> **Text section**
Is a mobile phone you talk to easier to use than one you just talk through? Saying “call my nephew” has got to be easier than typing in a ten digit number. However large the buttons on your big button mobile phone talking to it seems a lot less hit and miss than typing in the right one of ten billion combinations of numbers.

Unfortunately there is a difference between talking and listening.

A quick question for you. What’s the square root of 4356? Not an easy one? It’s something the computer you are reading this on could do in fractions of a second. The simplest of simple tasks.

Yet ask a computer to identify someone by voice and it really struggles. Computers that have faultless voice recognition only exist in Tom Cruise movies. A person has no problem with this at all, we can identify a voice in a tenth of a second and understand it with very little trouble. We assign not hearing something to being an auditory problem not one of cognition. Those people who’ve told you that a “computer is like a brain” are lying the computers are bad at talking and worse at listening. For all the amazing advances in technology we are past the twenty fifth anniversary of 1984 and Winston Smith’s voice writer being in daily use is as much science fiction as when George Orwell wrote it in 1949.

It’s something we find hard to grasp. As human beings we find voice recognition simple. We think of computers as being so ‘clever’ we find it hard to credit them as being bad at understanding speech. It’s not the audio side which lets them down but the lack of experience. When we heard something we add a huge amount of interpretation to what we hear. This is best demonstrated by the Two Ronnies “Four Candles” sketch which is funny precisely because the interpretation is confused.

Voted the funniest sketch ever the Two Ronnies "Four Candles"

Do you mean Four Candles or Fork Handles, speech recognition is tough and relies on context.

Asking your easy to use mobile phone to “call my nephew”, means it needs to explicitly know who your nephew is. This isn’t the same as knowing what a nephew is and knowing who your siblings are and their children’s names.

The whole area of computer voice recognition has a long and inglorious history. Many companies have come and gone, often with scandal and corruption, promising and failing to deliver. For the last decade I’ve been told “yes we know that we’ve failed to deliver in the past but the technology has caught up now”. Of course the phone companies have been very interested. In the early 1990s I had an analogue NEC carphone which if you said to it loud and slowly ONE, TWO, THREE would ask you so say a phone number and then dial it. Within the limitations it worked pretty well but it only had to recognise ten digits and a few words like “delete”, “cancel”, and   “dial”.

 

The wildfire swoosh logo

This logo is from the company Wildfire which was later bought by Orange, one of the founders Rich Miner went on to found a company called "Android" which was bought by Google.

Perhaps the highpoint in mobile voice recognition was Wildfire, a service ought by Orange and promoted with great gusto until they got bored and shut it down. It’s lamented by the blind community and by me. Wildfire was wonderful. It did a tremendous job of managing your calls and voicemail. If you had a bunch of voicemails waiting you could turn a long traffic jam into a solidly productive time. The original vision Orange had was to combine Wildfire with the Annonova news service it bought and provide voice recognition news and information services. Indeed in the beta of Wildfire you could say “tell me a joke”. A bit of this survived into service with an easter egg in the form of being able to say “what does a cow say” and getting “moo” or “I’m depressed” and Wildfire offering one of a number of conciliatory replies, but she never lived up to her full potential.

> **Records**
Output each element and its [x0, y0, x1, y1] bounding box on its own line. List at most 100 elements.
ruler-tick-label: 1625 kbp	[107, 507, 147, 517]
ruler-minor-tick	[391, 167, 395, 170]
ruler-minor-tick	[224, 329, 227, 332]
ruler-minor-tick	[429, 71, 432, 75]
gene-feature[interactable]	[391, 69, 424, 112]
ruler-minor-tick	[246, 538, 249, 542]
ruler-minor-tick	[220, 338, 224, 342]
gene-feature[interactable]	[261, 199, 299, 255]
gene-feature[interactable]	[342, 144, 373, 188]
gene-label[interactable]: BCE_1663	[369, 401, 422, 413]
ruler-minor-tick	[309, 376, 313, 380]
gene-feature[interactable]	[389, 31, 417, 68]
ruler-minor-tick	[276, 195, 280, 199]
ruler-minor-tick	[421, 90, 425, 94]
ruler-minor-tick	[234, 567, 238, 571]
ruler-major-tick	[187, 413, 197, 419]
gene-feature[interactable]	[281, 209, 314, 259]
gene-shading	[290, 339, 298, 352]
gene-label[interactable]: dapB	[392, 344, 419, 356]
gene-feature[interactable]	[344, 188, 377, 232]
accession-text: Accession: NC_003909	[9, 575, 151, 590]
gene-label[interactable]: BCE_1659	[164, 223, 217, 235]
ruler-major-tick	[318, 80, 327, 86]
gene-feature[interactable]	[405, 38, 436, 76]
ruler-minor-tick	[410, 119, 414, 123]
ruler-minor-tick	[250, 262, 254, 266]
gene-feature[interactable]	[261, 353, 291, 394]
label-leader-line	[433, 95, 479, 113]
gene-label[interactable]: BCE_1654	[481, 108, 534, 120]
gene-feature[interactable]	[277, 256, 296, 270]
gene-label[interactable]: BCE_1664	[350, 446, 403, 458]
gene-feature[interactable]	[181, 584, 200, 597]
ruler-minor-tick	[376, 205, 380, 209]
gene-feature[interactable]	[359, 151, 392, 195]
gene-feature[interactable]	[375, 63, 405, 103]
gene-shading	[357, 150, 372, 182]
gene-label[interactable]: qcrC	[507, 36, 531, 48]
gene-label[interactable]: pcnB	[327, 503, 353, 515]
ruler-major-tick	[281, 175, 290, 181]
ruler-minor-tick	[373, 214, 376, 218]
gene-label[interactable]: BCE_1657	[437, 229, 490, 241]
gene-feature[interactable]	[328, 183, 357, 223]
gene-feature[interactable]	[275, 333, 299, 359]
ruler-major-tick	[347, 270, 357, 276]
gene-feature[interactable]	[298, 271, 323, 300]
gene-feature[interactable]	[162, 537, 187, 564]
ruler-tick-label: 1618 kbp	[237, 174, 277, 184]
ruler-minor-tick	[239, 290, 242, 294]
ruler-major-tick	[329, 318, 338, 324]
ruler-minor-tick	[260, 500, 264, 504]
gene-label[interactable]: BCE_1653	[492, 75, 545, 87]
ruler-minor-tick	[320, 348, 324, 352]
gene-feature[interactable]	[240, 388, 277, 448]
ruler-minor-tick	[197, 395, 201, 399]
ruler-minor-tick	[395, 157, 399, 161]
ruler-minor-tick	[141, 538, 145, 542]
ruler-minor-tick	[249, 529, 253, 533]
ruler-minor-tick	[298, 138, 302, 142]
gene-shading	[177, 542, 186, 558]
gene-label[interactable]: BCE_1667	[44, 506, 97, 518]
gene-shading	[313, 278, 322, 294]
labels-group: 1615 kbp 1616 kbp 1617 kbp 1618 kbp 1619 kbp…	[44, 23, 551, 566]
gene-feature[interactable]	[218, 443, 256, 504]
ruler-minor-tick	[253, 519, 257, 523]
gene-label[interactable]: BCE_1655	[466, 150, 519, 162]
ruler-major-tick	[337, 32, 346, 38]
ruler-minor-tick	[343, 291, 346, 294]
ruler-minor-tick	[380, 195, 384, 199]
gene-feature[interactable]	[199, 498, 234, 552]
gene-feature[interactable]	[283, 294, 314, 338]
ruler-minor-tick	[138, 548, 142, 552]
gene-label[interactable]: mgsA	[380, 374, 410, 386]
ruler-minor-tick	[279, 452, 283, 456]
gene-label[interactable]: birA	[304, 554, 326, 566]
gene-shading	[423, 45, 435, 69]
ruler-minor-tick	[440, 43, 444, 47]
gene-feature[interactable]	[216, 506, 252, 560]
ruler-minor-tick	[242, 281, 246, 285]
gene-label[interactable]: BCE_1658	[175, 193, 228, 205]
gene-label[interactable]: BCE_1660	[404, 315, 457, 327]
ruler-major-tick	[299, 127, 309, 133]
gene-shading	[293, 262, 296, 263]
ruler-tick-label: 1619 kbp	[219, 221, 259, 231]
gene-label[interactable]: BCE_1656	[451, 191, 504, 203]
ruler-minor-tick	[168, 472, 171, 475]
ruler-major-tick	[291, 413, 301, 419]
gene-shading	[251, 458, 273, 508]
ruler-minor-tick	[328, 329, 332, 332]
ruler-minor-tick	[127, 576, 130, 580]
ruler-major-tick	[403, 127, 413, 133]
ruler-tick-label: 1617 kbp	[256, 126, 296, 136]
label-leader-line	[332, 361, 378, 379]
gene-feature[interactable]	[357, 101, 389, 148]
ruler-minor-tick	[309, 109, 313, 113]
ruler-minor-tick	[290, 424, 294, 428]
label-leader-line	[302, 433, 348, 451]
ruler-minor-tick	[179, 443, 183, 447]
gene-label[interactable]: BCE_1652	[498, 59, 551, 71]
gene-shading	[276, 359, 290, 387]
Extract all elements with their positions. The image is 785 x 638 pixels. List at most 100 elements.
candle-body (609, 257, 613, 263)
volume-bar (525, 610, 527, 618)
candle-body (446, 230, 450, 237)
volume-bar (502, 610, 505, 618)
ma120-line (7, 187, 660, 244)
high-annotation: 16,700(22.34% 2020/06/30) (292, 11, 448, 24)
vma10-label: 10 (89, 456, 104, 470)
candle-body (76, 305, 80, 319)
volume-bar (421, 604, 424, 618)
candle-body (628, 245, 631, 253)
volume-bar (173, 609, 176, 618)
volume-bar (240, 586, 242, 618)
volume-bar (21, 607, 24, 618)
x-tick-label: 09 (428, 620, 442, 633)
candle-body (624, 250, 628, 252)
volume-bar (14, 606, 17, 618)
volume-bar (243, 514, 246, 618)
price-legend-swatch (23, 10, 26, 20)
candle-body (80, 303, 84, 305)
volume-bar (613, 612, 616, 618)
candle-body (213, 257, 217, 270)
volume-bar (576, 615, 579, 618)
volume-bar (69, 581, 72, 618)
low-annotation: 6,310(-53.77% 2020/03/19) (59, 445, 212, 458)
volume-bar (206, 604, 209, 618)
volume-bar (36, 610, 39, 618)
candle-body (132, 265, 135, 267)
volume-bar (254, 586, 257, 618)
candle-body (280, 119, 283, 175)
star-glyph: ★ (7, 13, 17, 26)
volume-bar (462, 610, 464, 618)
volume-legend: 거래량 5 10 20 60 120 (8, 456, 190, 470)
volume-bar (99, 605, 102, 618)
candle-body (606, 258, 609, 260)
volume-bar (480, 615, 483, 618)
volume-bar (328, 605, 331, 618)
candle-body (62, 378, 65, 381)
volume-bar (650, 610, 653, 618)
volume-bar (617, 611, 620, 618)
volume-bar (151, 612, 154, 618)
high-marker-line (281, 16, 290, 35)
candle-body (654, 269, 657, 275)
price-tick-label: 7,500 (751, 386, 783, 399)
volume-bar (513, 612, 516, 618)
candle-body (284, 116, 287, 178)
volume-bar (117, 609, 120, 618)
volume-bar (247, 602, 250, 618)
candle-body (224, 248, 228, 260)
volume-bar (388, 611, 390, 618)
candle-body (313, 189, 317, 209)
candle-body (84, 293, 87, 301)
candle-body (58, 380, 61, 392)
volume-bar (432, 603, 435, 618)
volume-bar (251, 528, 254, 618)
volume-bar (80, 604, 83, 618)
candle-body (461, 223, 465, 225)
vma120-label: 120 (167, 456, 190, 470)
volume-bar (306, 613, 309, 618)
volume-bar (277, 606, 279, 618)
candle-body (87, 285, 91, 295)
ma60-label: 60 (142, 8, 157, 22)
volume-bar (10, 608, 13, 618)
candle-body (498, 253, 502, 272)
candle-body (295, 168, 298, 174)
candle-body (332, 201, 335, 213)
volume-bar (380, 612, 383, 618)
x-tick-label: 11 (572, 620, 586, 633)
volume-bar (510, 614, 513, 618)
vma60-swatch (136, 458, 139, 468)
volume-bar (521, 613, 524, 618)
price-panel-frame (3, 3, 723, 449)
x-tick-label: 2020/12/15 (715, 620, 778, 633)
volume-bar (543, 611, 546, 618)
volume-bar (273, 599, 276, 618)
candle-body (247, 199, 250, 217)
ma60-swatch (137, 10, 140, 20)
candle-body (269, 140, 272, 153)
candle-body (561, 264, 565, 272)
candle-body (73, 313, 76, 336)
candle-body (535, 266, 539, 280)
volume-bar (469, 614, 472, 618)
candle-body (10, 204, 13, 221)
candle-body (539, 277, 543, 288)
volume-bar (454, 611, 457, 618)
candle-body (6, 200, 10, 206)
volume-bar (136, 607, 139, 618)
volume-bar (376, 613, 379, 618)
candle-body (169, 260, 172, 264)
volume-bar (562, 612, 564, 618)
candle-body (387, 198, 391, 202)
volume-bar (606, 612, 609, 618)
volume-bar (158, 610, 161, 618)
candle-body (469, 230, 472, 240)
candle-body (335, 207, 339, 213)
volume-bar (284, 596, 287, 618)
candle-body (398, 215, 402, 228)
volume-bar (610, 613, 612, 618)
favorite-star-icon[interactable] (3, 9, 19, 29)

> **Exercise directions**
Copy the passage of the voice recognition article starting at "Is a mobile" and ending at "talking and listening.", replacing "nephew" with "niece" wherever it occurs.

> **Answer to this task**
Is a mobile phone you talk to easier to use than one you just talk through? Saying “call my niece” has got to be easier than typing in a ten digit number. However large the buttons on your big button mobile phone talking to it seems a lot less hit and miss than typing in the right one of ten billion combinations of numbers.

Unfortunately there is a difference between talking and listening.